#### Extracted material:
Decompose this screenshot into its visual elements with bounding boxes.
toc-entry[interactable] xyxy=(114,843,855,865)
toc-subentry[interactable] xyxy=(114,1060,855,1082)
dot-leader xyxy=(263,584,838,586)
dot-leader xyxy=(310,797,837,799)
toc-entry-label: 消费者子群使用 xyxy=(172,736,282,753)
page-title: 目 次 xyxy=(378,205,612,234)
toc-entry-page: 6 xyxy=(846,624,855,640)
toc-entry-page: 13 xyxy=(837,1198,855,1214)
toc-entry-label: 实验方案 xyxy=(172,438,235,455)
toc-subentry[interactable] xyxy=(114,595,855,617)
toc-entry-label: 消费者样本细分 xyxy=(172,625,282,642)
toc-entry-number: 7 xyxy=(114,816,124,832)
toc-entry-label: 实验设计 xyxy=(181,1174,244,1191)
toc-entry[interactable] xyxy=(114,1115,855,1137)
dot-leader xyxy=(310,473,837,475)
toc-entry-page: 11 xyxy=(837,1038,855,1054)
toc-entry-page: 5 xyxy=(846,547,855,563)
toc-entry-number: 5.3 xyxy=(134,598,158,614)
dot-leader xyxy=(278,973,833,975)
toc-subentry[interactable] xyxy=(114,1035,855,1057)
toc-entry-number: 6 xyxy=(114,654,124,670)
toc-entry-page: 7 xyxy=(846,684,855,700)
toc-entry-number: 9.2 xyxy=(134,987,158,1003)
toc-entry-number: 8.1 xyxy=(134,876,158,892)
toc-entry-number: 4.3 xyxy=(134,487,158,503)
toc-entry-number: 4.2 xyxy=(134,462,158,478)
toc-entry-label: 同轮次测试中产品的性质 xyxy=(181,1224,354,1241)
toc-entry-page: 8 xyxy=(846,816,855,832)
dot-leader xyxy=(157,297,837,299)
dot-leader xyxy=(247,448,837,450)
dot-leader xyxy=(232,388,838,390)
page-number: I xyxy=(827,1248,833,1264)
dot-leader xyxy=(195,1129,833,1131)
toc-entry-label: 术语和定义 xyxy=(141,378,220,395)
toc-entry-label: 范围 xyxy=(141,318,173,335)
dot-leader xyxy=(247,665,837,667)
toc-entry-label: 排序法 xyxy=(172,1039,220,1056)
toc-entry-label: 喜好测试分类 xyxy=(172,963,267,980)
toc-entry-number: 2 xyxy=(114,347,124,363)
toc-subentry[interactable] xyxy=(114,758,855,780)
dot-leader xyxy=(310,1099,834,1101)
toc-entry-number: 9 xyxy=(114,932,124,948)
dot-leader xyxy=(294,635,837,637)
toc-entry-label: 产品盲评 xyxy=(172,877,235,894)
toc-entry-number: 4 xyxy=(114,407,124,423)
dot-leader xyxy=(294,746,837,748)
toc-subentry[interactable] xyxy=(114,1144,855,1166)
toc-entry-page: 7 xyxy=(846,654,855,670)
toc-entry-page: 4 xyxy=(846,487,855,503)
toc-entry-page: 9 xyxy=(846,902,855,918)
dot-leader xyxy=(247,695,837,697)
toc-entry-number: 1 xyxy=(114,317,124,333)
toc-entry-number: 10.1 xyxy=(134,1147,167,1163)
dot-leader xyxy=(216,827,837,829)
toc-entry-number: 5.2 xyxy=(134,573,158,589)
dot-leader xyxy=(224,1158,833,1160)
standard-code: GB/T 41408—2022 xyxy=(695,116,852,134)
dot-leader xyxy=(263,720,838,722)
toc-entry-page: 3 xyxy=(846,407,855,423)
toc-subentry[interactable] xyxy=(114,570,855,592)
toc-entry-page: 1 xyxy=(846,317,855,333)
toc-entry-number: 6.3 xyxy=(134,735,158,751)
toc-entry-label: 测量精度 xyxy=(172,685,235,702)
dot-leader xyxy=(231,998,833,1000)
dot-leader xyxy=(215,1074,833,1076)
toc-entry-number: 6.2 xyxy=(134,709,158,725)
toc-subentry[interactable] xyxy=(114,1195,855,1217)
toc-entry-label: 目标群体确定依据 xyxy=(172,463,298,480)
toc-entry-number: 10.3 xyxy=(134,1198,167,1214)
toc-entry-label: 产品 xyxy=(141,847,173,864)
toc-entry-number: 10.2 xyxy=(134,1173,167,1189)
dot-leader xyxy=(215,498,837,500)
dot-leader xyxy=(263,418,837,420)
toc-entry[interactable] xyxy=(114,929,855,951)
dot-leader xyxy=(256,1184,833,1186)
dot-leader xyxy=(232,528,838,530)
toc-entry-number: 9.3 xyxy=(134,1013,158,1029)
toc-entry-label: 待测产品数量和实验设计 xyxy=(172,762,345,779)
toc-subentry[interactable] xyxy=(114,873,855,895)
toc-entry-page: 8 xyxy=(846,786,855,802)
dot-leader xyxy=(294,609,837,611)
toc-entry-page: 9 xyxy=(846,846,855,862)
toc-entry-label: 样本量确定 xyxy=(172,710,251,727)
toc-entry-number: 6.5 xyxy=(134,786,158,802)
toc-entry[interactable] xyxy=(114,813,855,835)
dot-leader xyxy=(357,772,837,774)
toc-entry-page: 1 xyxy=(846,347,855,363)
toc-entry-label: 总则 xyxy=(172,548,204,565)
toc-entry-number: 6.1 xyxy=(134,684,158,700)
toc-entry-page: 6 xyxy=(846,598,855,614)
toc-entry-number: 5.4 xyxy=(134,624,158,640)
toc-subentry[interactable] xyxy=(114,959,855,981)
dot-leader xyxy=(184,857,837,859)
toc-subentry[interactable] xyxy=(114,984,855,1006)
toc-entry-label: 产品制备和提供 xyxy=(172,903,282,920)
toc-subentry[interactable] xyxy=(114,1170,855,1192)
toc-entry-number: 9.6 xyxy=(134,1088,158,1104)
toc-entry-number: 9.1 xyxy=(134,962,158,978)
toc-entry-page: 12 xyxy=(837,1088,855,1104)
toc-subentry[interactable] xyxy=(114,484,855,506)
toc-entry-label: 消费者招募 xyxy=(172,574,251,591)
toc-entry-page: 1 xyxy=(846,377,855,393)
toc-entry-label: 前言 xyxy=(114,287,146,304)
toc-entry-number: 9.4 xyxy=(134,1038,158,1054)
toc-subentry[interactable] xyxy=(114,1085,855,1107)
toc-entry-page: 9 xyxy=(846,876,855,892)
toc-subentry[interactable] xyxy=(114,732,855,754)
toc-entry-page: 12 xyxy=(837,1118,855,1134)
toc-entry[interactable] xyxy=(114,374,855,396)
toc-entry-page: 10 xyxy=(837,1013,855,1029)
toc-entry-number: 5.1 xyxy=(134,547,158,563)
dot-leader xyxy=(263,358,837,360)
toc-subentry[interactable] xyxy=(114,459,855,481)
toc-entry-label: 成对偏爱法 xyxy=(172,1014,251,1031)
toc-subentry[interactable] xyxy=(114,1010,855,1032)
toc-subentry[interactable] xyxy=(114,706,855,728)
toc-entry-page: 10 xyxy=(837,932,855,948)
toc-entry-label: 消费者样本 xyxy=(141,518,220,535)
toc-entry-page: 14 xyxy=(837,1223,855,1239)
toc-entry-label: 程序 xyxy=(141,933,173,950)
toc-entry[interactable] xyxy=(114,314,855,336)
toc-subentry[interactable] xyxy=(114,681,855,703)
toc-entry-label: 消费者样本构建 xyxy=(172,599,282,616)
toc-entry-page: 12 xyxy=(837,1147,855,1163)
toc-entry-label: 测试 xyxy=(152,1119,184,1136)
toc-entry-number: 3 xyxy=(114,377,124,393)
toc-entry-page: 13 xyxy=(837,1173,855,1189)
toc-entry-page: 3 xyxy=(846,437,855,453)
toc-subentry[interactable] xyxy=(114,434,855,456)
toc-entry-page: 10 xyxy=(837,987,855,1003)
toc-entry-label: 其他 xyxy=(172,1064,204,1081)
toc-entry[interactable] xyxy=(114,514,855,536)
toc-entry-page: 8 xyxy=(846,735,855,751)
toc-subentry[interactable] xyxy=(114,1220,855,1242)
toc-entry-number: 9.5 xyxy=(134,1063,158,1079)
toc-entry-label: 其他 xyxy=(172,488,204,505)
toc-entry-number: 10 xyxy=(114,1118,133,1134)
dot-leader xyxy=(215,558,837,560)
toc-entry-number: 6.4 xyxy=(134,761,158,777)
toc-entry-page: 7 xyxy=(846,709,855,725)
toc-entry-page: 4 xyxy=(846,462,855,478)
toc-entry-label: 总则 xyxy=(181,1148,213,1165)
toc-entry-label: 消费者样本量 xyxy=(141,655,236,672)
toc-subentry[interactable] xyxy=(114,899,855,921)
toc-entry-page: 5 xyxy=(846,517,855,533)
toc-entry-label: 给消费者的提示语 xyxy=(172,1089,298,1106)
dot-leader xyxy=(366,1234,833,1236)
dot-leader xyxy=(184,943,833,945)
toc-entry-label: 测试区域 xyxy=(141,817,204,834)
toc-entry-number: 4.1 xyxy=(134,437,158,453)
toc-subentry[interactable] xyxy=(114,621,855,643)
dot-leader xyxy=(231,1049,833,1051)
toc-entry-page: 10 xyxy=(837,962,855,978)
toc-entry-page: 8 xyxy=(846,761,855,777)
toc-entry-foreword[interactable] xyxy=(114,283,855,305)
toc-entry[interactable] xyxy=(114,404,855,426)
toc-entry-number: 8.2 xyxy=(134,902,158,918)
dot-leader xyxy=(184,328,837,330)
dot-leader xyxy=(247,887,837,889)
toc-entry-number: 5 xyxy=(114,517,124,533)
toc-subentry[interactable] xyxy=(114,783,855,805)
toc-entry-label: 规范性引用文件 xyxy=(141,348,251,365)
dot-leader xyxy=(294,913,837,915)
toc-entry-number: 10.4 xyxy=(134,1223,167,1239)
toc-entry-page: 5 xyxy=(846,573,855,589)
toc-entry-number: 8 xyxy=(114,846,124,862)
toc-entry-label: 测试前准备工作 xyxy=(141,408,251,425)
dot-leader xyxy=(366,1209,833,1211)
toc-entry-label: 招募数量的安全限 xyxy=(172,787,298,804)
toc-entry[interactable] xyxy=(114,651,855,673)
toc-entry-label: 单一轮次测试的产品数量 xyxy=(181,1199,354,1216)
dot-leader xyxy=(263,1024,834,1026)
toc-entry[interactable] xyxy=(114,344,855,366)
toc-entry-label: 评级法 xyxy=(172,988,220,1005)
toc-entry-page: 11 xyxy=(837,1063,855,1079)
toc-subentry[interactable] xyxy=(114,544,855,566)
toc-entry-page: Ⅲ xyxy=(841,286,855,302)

#### What is asked:
Reproduce the listing from its beginning through the line containing "toc-entry-label: 实验方案 xyxy=(172,438,235,455)", substituting "leader-line" for "dot-leader" and leaving everything else unchanged.

#### Reply to the exercise:
Decompose this screenshot into its visual elements with bounding boxes.
toc-entry[interactable] xyxy=(114,843,855,865)
toc-subentry[interactable] xyxy=(114,1060,855,1082)
leader-line xyxy=(263,584,838,586)
leader-line xyxy=(310,797,837,799)
toc-entry-label: 消费者子群使用 xyxy=(172,736,282,753)
page-title: 目 次 xyxy=(378,205,612,234)
toc-entry-page: 6 xyxy=(846,624,855,640)
toc-entry-page: 13 xyxy=(837,1198,855,1214)
toc-entry-label: 实验方案 xyxy=(172,438,235,455)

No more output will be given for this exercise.